* EXERCISE DETAILS *
Leaving out the pictures, transcribe all of the records faithfully.
[Begin DATASET ENTRIES]
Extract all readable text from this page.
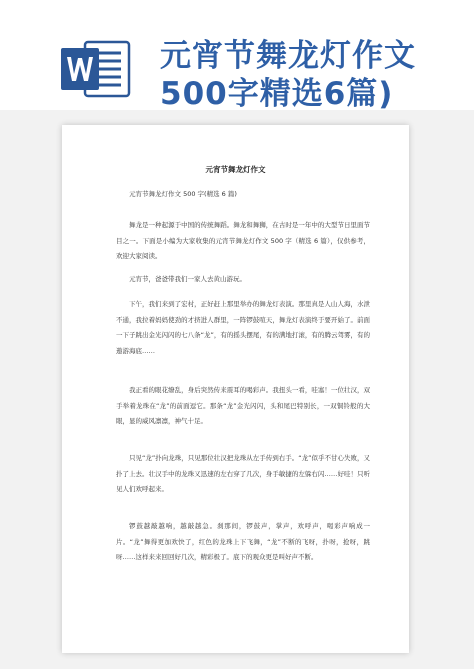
元宵节舞龙灯作文
500字精选6篇)
元宵节舞龙灯作文
元宵节舞龙灯作文 500 字(精选 6 篇)
舞龙是一种起源于中国的传统舞蹈。舞龙和舞狮，在古时是一年中的大型节日里面节目之一。下面是小编为大家收集的元宵节舞龙灯作文 500 字（精选 6 篇），仅供参考，欢迎大家阅读。
元宵节，爸爸带我们一家人去黄山游玩。
下午，我们来到了宏村，正好赶上那里举办的舞龙灯表演。那里真是人山人海，水泄不通，我拉着妈妈使劲的才挤进人群里，一阵锣鼓喧天，舞龙灯表演终于要开始了。前面一下子跳出金光闪闪的七八条“龙”，有的摇头摆尾，有的满地打滚，有的腾云驾雾，有的遨游海底……
我正看的眼花缭乱，身后突然传来震耳的喝彩声。我扭头一看，哇塞！一位壮汉，双手举着龙珠在“龙”的前面逗它。那条“龙”金光闪闪，头和尾巴特别长，一双铜铃般的大眼，显的威风凛凛，神气十足。
只见“龙”扑向龙珠，只见那位壮汉把龙珠从左手传到右手。“龙”似乎不甘心失败，又扑了上去。壮汉手中的龙珠又迅速的左右穿了几次，身手敏捷的左躲右闪……好哇！只听见人们欢呼起来。
锣鼓越敲越响，越敲越急。刹那间，锣鼓声，掌声，欢呼声，喝彩声响成一片。“龙”舞得更加欢快了，红色的龙珠上下飞舞，“龙”不断的飞呀，扑呀，抢呀，跳呀……这样来来回回好几次，精彩极了。底下的观众更是叫好声不断。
[End DATASET ENTRIES]
* SOLUTION TO THE EXERCISE *
Extract all readable text from this page.
元宵节舞龙灯作文
500字精选6篇)
元宵节舞龙灯作文
元宵节舞龙灯作文 500 字(精选 6 篇)
舞龙是一种起源于中国的传统舞蹈。舞龙和舞狮，在古时是一年中的大型节日里面节目之一。下面是小编为大家收集的元宵节舞龙灯作文 500 字（精选 6 篇），仅供参考，欢迎大家阅读。
元宵节，爸爸带我们一家人去黄山游玩。
下午，我们来到了宏村，正好赶上那里举办的舞龙灯表演。那里真是人山人海，水泄不通，我拉着妈妈使劲的才挤进人群里，一阵锣鼓喧天，舞龙灯表演终于要开始了。前面一下子跳出金光闪闪的七八条“龙”，有的摇头摆尾，有的满地打滚，有的腾云驾雾，有的遨游海底……
我正看的眼花缭乱，身后突然传来震耳的喝彩声。我扭头一看，哇塞！一位壮汉，双手举着龙珠在“龙”的前面逗它。那条“龙”金光闪闪，头和尾巴特别长，一双铜铃般的大眼，显的威风凛凛，神气十足。
只见“龙”扑向龙珠，只见那位壮汉把龙珠从左手传到右手。“龙”似乎不甘心失败，又扑了上去。壮汉手中的龙珠又迅速的左右穿了几次，身手敏捷的左躲右闪……好哇！只听见人们欢呼起来。
锣鼓越敲越响，越敲越急。刹那间，锣鼓声，掌声，欢呼声，喝彩声响成一片。“龙”舞得更加欢快了，红色的龙珠上下飞舞，“龙”不断的飞呀，扑呀，抢呀，跳呀……这样来来回回好几次，精彩极了。底下的观众更是叫好声不断。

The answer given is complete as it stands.